**Short problem:**
Search the listing below for the string "water" and show each line that contains it.

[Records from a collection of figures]

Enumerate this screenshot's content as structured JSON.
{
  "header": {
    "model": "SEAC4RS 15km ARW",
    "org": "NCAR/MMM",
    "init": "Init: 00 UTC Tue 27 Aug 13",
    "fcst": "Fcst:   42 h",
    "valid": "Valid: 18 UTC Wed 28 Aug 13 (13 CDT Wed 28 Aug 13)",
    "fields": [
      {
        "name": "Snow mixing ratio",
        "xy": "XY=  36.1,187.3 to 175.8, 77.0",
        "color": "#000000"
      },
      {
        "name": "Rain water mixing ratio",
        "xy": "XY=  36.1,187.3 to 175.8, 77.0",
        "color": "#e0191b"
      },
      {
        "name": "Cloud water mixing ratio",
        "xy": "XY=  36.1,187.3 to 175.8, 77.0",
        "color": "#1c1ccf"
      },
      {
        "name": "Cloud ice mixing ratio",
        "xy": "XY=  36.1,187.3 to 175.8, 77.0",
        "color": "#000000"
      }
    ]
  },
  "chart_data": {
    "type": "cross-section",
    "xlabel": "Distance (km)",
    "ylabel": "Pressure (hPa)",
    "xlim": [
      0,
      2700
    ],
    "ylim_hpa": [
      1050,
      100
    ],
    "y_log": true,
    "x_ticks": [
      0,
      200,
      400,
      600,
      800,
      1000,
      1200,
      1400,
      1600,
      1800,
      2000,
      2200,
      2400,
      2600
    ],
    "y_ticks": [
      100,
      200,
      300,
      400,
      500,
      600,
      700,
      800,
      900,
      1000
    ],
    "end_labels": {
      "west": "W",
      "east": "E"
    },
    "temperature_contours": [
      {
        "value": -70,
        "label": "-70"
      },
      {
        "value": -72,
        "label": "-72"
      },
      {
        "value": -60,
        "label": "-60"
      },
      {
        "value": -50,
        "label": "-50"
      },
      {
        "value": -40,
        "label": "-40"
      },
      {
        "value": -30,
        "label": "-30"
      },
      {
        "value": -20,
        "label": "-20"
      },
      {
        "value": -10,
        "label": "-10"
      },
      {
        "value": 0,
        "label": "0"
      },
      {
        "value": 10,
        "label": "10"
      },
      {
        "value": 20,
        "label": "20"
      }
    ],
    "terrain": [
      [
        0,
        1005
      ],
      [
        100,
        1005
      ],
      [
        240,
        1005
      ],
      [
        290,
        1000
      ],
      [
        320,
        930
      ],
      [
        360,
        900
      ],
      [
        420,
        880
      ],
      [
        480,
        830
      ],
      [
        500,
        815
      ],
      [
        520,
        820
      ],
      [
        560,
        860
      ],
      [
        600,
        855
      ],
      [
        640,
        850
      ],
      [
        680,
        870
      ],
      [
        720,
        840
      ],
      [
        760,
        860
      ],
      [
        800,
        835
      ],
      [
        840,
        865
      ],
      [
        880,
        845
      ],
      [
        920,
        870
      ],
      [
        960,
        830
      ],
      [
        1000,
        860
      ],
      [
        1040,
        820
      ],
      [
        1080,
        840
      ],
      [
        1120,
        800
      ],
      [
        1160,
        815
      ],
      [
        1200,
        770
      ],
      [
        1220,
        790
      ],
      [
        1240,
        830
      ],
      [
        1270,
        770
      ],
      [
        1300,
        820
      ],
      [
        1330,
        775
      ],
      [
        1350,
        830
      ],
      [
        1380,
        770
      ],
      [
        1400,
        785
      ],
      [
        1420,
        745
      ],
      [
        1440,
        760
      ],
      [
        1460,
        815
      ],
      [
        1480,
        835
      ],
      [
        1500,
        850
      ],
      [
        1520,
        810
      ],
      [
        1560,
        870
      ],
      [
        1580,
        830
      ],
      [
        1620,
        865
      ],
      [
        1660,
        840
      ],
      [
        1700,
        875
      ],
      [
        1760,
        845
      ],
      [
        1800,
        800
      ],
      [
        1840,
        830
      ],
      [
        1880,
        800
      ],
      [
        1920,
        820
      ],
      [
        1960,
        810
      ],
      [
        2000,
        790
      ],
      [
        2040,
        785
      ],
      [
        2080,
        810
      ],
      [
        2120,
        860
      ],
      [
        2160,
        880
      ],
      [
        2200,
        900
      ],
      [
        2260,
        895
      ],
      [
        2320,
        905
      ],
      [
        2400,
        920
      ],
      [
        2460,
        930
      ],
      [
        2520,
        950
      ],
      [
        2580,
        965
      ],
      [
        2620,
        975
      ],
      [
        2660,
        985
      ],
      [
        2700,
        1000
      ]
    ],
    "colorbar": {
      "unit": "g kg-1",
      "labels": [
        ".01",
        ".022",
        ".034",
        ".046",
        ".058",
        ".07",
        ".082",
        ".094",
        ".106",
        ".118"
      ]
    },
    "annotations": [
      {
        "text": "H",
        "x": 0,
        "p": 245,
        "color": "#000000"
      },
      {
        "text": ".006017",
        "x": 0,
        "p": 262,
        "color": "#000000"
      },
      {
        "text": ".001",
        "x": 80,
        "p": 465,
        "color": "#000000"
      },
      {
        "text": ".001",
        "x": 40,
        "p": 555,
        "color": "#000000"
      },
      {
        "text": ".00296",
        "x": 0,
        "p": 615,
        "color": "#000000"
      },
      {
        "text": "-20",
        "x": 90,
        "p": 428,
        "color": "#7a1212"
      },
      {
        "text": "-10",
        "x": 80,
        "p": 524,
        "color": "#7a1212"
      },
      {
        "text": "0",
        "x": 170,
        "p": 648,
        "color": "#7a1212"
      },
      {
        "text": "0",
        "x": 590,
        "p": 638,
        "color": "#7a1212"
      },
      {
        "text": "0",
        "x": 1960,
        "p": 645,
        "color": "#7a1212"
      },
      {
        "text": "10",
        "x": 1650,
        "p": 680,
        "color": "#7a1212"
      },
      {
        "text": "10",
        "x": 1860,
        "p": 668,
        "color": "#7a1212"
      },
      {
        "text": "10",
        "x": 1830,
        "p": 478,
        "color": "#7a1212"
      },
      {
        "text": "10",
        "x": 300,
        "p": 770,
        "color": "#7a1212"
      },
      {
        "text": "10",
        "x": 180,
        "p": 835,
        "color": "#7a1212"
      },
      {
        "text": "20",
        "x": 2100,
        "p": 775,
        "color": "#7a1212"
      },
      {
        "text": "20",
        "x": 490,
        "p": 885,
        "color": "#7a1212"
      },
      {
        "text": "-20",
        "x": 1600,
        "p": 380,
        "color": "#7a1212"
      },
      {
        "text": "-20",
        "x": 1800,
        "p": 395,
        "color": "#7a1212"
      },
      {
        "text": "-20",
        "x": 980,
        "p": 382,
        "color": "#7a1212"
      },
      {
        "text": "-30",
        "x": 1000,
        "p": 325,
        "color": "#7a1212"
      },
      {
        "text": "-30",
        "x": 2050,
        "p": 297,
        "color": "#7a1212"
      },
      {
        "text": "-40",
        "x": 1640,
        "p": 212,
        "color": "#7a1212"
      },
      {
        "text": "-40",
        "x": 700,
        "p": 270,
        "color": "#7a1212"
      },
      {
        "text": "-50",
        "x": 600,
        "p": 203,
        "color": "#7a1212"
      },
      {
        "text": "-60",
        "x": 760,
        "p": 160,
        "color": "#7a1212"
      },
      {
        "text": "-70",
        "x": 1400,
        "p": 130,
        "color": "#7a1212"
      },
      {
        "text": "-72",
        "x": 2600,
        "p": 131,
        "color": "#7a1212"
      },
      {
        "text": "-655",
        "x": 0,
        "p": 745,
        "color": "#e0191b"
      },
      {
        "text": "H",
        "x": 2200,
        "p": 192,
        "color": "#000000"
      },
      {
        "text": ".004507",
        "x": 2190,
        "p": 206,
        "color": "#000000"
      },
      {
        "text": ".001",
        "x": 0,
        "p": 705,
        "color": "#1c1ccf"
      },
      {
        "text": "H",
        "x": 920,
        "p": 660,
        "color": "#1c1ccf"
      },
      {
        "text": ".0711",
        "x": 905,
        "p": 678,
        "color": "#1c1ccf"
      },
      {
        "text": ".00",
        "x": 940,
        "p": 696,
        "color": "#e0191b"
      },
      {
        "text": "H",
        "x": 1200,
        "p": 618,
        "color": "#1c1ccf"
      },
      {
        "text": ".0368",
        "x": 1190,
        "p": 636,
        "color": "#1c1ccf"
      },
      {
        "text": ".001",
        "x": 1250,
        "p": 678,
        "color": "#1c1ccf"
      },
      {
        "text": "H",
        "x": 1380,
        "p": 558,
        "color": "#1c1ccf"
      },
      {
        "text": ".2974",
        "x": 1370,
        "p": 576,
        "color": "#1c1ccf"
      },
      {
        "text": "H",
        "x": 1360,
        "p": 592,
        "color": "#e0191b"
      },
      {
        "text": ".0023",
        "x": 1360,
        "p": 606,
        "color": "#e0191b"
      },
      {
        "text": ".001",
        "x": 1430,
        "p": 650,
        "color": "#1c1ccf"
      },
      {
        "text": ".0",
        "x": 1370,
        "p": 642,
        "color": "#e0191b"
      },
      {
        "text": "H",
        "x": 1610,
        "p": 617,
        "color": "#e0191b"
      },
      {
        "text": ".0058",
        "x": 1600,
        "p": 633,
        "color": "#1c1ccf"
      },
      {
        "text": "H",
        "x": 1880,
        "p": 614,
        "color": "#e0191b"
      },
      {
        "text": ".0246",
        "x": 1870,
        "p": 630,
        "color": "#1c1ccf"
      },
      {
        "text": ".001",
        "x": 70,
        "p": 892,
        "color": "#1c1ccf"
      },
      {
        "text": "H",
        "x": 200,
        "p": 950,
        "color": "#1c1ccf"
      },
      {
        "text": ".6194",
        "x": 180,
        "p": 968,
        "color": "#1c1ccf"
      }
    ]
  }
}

**Exercise output:**
        "name": "Rain water mixing ratio",
        "name": "Cloud water mixing ratio",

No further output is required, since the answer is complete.